Problem to solve: Pull out every line below that holds the word "dans".

Extracted material:
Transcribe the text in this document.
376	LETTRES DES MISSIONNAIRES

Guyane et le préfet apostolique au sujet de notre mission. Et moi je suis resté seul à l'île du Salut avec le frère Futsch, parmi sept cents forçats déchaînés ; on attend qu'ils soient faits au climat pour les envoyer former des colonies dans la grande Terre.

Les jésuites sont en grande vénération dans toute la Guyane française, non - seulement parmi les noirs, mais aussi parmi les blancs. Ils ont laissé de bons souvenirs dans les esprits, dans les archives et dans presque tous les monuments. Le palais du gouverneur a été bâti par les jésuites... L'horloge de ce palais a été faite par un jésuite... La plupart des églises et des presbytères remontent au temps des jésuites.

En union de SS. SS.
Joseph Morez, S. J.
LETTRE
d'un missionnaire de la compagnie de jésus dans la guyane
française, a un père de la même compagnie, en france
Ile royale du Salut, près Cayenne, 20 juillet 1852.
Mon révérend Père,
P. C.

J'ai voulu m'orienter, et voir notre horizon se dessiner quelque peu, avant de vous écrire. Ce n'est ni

Final result:
Guyane et le préfet apostolique au sujet de notre mission. Et moi je suis resté seul à l'île du Salut avec le frère Futsch, parmi sept cents forçats déchaînés ; on attend qu'ils soient faits au climat pour les envoyer former des colonies dans la grande Terre.
Les jésuites sont en grande vénération dans toute la Guyane française, non - seulement parmi les noirs, mais aussi parmi les blancs. Ils ont laissé de bons souvenirs dans les esprits, dans les archives et dans presque tous les monuments. Le palais du gouverneur a été bâti par les jésuites... L'horloge de ce palais a été faite par un jésuite... La plupart des églises et des presbytères remontent au temps des jésuites.
d'un missionnaire de la compagnie de jésus dans la guyane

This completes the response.